Find the line with "Output a JSON" in the data below. Repeat it and every line after it up to the end, exactly, but drop the pictures.

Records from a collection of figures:
--

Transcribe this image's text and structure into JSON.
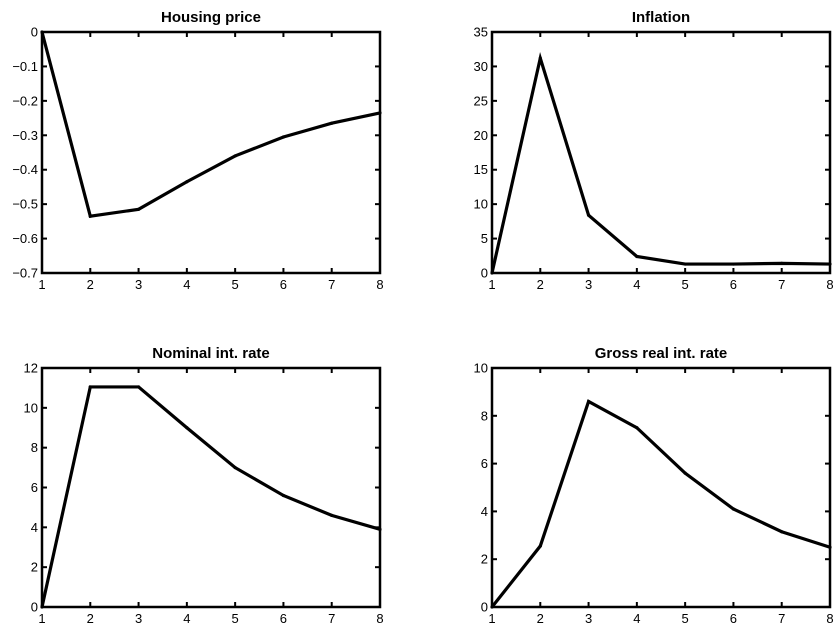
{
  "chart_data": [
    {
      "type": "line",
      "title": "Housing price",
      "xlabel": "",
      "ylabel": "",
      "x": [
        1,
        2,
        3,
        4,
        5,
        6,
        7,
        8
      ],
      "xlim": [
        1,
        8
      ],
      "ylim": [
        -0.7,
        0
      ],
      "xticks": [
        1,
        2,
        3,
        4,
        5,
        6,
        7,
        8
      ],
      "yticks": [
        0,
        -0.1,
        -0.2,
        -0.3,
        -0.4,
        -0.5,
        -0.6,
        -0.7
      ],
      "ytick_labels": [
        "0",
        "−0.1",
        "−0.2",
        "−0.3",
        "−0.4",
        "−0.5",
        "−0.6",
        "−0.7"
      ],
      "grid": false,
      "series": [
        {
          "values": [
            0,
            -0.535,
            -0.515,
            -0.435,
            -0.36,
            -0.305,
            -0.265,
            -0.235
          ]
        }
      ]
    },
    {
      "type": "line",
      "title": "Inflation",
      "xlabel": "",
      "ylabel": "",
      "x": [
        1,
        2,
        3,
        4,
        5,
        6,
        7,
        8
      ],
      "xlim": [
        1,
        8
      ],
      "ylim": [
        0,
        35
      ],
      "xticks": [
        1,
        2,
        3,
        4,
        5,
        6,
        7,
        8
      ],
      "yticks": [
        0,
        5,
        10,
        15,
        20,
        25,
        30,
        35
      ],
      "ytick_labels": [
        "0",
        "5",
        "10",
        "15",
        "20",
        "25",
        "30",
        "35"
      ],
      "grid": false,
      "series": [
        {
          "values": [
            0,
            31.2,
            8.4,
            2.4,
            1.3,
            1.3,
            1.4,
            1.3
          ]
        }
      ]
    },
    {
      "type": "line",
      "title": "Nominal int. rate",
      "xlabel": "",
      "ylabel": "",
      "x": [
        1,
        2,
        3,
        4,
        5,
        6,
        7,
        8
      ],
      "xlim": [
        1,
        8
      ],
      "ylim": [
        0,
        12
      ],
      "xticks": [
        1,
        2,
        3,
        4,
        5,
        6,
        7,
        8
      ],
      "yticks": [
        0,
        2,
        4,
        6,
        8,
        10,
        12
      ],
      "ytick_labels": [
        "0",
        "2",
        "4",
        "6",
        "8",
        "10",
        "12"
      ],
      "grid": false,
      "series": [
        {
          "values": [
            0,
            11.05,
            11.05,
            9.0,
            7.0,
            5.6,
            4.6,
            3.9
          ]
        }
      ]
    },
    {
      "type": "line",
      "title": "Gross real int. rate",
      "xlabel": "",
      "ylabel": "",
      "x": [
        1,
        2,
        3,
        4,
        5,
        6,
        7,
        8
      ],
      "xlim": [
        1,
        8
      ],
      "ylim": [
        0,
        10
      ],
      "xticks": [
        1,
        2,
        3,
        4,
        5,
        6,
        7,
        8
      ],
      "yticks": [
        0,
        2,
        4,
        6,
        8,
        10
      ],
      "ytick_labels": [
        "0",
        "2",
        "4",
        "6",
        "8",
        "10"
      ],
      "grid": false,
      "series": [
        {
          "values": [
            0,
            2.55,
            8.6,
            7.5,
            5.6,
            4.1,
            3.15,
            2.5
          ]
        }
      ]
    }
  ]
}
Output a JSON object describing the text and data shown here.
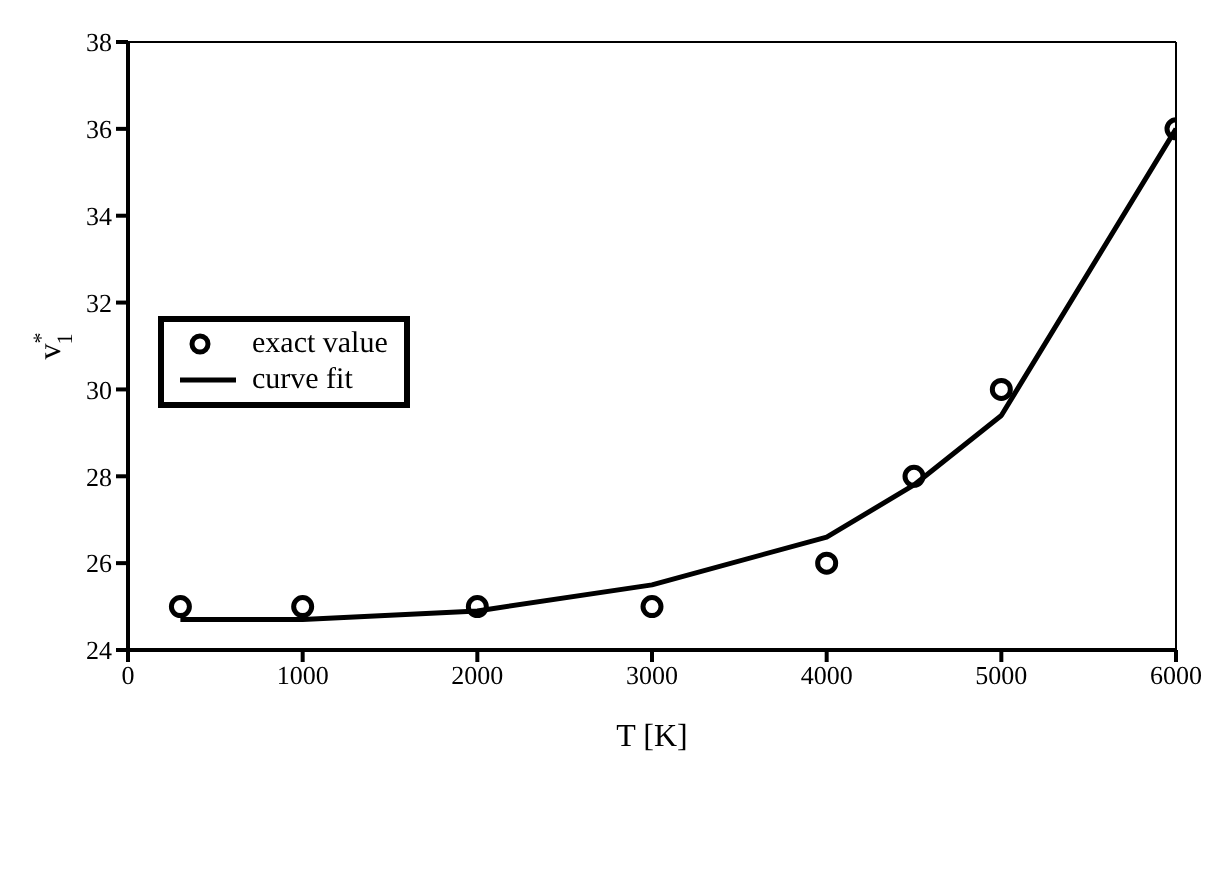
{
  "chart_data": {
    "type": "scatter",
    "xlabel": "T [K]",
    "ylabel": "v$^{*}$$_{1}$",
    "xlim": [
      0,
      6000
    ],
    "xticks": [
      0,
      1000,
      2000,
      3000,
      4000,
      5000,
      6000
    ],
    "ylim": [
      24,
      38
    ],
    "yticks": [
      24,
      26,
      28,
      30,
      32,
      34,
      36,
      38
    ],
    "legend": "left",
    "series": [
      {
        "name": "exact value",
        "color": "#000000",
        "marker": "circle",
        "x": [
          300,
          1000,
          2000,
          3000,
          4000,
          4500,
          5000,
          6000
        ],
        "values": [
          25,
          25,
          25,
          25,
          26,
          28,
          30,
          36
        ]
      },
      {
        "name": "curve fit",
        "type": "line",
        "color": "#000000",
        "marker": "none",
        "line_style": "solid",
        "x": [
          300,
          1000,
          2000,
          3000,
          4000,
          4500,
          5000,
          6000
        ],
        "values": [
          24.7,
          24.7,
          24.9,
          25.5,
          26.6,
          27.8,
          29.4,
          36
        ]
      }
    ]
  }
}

--

SOLUTION TO THIS TASK:
Output a JSON object describing the text and data shown here.
{
  "chart_data": {
    "type": "scatter",
    "xlabel": "T [K]",
    "ylabel": "v$^{*}$$_{1}$",
    "xlim": [
      0,
      6000
    ],
    "xticks": [
      0,
      1000,
      2000,
      3000,
      4000,
      5000,
      6000
    ],
    "ylim": [
      24,
      38
    ],
    "yticks": [
      24,
      26,
      28,
      30,
      32,
      34,
      36,
      38
    ],
    "legend": "left",
    "series": [
      {
        "name": "exact value",
        "color": "#000000",
        "marker": "circle",
        "x": [
          300,
          1000,
          2000,
          3000,
          4000,
          4500,
          5000,
          6000
        ],
        "values": [
          25,
          25,
          25,
          25,
          26,
          28,
          30,
          36
        ]
      },
      {
        "name": "curve fit",
        "type": "line",
        "color": "#000000",
        "marker": "none",
        "line_style": "solid",
        "x": [
          300,
          1000,
          2000,
          3000,
          4000,
          4500,
          5000,
          6000
        ],
        "values": [
          24.7,
          24.7,
          24.9,
          25.5,
          26.6,
          27.8,
          29.4,
          36
        ]
      }
    ]
  }
}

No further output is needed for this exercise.